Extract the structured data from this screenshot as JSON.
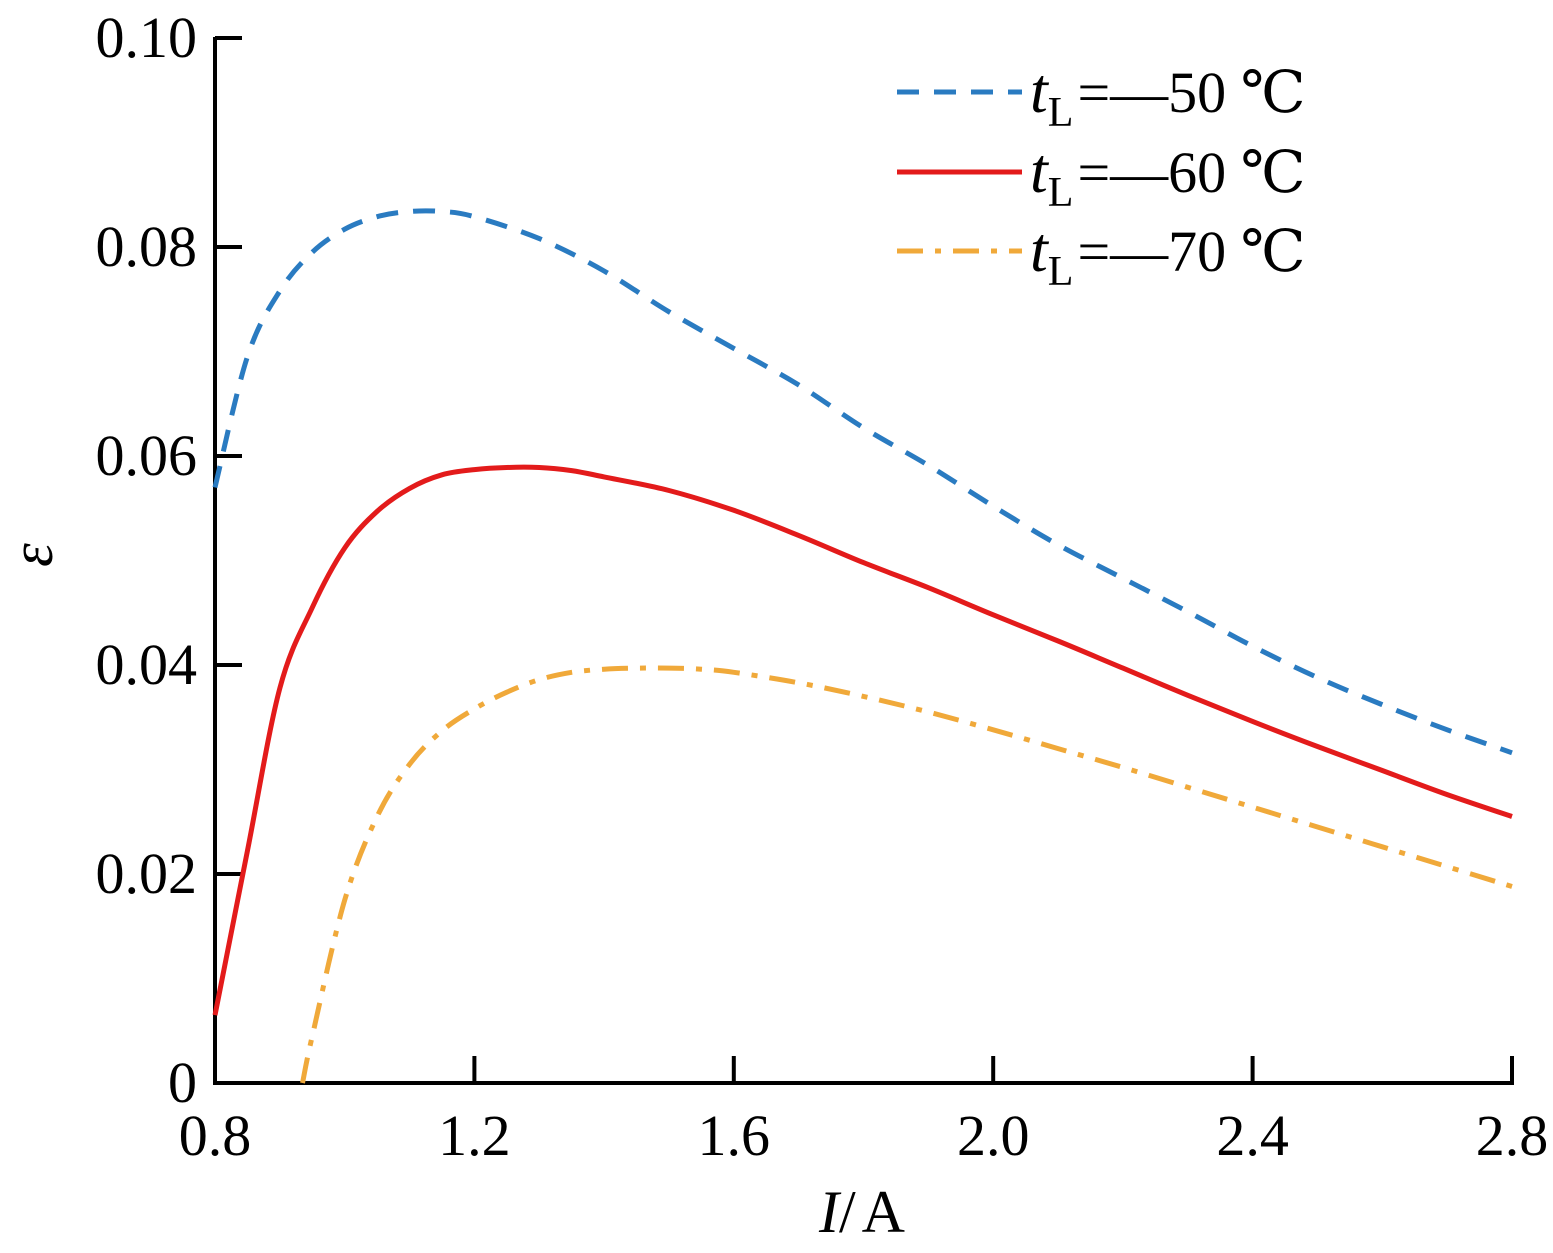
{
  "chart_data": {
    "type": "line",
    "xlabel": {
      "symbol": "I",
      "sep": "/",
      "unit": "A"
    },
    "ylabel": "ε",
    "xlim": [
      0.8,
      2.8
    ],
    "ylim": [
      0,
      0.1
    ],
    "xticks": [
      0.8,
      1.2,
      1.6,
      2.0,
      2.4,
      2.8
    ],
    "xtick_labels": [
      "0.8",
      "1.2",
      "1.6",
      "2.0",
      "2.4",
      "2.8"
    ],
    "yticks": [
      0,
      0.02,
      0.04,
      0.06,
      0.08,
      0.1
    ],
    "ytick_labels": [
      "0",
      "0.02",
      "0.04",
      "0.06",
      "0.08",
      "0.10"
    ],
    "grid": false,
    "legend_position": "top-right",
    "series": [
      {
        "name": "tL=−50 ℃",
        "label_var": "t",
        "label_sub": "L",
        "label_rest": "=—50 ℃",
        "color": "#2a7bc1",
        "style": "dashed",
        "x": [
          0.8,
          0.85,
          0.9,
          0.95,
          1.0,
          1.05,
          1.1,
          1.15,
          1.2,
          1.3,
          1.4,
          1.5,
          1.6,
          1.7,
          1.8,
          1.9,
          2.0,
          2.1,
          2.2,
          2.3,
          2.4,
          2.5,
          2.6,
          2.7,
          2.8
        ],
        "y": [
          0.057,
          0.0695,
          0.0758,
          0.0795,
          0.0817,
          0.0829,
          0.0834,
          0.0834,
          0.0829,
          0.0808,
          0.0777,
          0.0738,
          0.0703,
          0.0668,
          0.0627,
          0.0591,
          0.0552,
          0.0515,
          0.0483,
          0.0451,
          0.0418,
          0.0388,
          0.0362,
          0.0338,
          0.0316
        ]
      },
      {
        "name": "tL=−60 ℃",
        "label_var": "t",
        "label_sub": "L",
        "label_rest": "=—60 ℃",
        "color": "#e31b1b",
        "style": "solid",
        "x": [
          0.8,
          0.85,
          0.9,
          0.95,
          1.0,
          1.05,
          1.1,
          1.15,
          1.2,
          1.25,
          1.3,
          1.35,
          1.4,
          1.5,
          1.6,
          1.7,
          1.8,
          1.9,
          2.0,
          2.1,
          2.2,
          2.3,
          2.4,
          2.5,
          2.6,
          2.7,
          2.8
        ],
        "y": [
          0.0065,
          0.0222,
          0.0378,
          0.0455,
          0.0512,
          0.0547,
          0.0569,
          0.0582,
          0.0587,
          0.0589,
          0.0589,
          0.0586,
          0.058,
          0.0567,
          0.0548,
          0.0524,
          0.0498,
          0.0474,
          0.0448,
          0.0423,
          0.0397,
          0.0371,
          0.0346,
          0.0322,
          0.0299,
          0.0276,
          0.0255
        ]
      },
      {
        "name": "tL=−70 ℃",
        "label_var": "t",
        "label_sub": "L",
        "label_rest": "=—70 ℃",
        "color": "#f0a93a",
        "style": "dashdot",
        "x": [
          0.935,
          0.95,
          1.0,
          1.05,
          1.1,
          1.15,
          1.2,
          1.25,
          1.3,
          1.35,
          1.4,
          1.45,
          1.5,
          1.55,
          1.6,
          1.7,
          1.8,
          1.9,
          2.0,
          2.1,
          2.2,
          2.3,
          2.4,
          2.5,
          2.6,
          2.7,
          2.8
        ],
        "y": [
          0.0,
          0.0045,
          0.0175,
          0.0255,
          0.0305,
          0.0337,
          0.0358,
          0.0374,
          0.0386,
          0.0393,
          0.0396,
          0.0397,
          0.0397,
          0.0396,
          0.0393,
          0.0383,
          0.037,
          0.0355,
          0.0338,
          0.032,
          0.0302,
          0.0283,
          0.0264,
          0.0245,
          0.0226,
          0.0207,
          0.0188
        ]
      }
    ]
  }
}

-=-=-

Leave the pictures out and output the rest of the listing exactly.

Extract the structured data from this screenshot as JSON.
{
  "chart_data": {
    "type": "line",
    "xlabel": {
      "symbol": "I",
      "sep": "/",
      "unit": "A"
    },
    "ylabel": "ε",
    "xlim": [
      0.8,
      2.8
    ],
    "ylim": [
      0,
      0.1
    ],
    "xticks": [
      0.8,
      1.2,
      1.6,
      2.0,
      2.4,
      2.8
    ],
    "xtick_labels": [
      "0.8",
      "1.2",
      "1.6",
      "2.0",
      "2.4",
      "2.8"
    ],
    "yticks": [
      0,
      0.02,
      0.04,
      0.06,
      0.08,
      0.1
    ],
    "ytick_labels": [
      "0",
      "0.02",
      "0.04",
      "0.06",
      "0.08",
      "0.10"
    ],
    "grid": false,
    "legend_position": "top-right",
    "series": [
      {
        "name": "tL=−50 ℃",
        "label_var": "t",
        "label_sub": "L",
        "label_rest": "=—50 ℃",
        "color": "#2a7bc1",
        "style": "dashed",
        "x": [
          0.8,
          0.85,
          0.9,
          0.95,
          1.0,
          1.05,
          1.1,
          1.15,
          1.2,
          1.3,
          1.4,
          1.5,
          1.6,
          1.7,
          1.8,
          1.9,
          2.0,
          2.1,
          2.2,
          2.3,
          2.4,
          2.5,
          2.6,
          2.7,
          2.8
        ],
        "y": [
          0.057,
          0.0695,
          0.0758,
          0.0795,
          0.0817,
          0.0829,
          0.0834,
          0.0834,
          0.0829,
          0.0808,
          0.0777,
          0.0738,
          0.0703,
          0.0668,
          0.0627,
          0.0591,
          0.0552,
          0.0515,
          0.0483,
          0.0451,
          0.0418,
          0.0388,
          0.0362,
          0.0338,
          0.0316
        ]
      },
      {
        "name": "tL=−60 ℃",
        "label_var": "t",
        "label_sub": "L",
        "label_rest": "=—60 ℃",
        "color": "#e31b1b",
        "style": "solid",
        "x": [
          0.8,
          0.85,
          0.9,
          0.95,
          1.0,
          1.05,
          1.1,
          1.15,
          1.2,
          1.25,
          1.3,
          1.35,
          1.4,
          1.5,
          1.6,
          1.7,
          1.8,
          1.9,
          2.0,
          2.1,
          2.2,
          2.3,
          2.4,
          2.5,
          2.6,
          2.7,
          2.8
        ],
        "y": [
          0.0065,
          0.0222,
          0.0378,
          0.0455,
          0.0512,
          0.0547,
          0.0569,
          0.0582,
          0.0587,
          0.0589,
          0.0589,
          0.0586,
          0.058,
          0.0567,
          0.0548,
          0.0524,
          0.0498,
          0.0474,
          0.0448,
          0.0423,
          0.0397,
          0.0371,
          0.0346,
          0.0322,
          0.0299,
          0.0276,
          0.0255
        ]
      },
      {
        "name": "tL=−70 ℃",
        "label_var": "t",
        "label_sub": "L",
        "label_rest": "=—70 ℃",
        "color": "#f0a93a",
        "style": "dashdot",
        "x": [
          0.935,
          0.95,
          1.0,
          1.05,
          1.1,
          1.15,
          1.2,
          1.25,
          1.3,
          1.35,
          1.4,
          1.45,
          1.5,
          1.55,
          1.6,
          1.7,
          1.8,
          1.9,
          2.0,
          2.1,
          2.2,
          2.3,
          2.4,
          2.5,
          2.6,
          2.7,
          2.8
        ],
        "y": [
          0.0,
          0.0045,
          0.0175,
          0.0255,
          0.0305,
          0.0337,
          0.0358,
          0.0374,
          0.0386,
          0.0393,
          0.0396,
          0.0397,
          0.0397,
          0.0396,
          0.0393,
          0.0383,
          0.037,
          0.0355,
          0.0338,
          0.032,
          0.0302,
          0.0283,
          0.0264,
          0.0245,
          0.0226,
          0.0207,
          0.0188
        ]
      }
    ]
  }
}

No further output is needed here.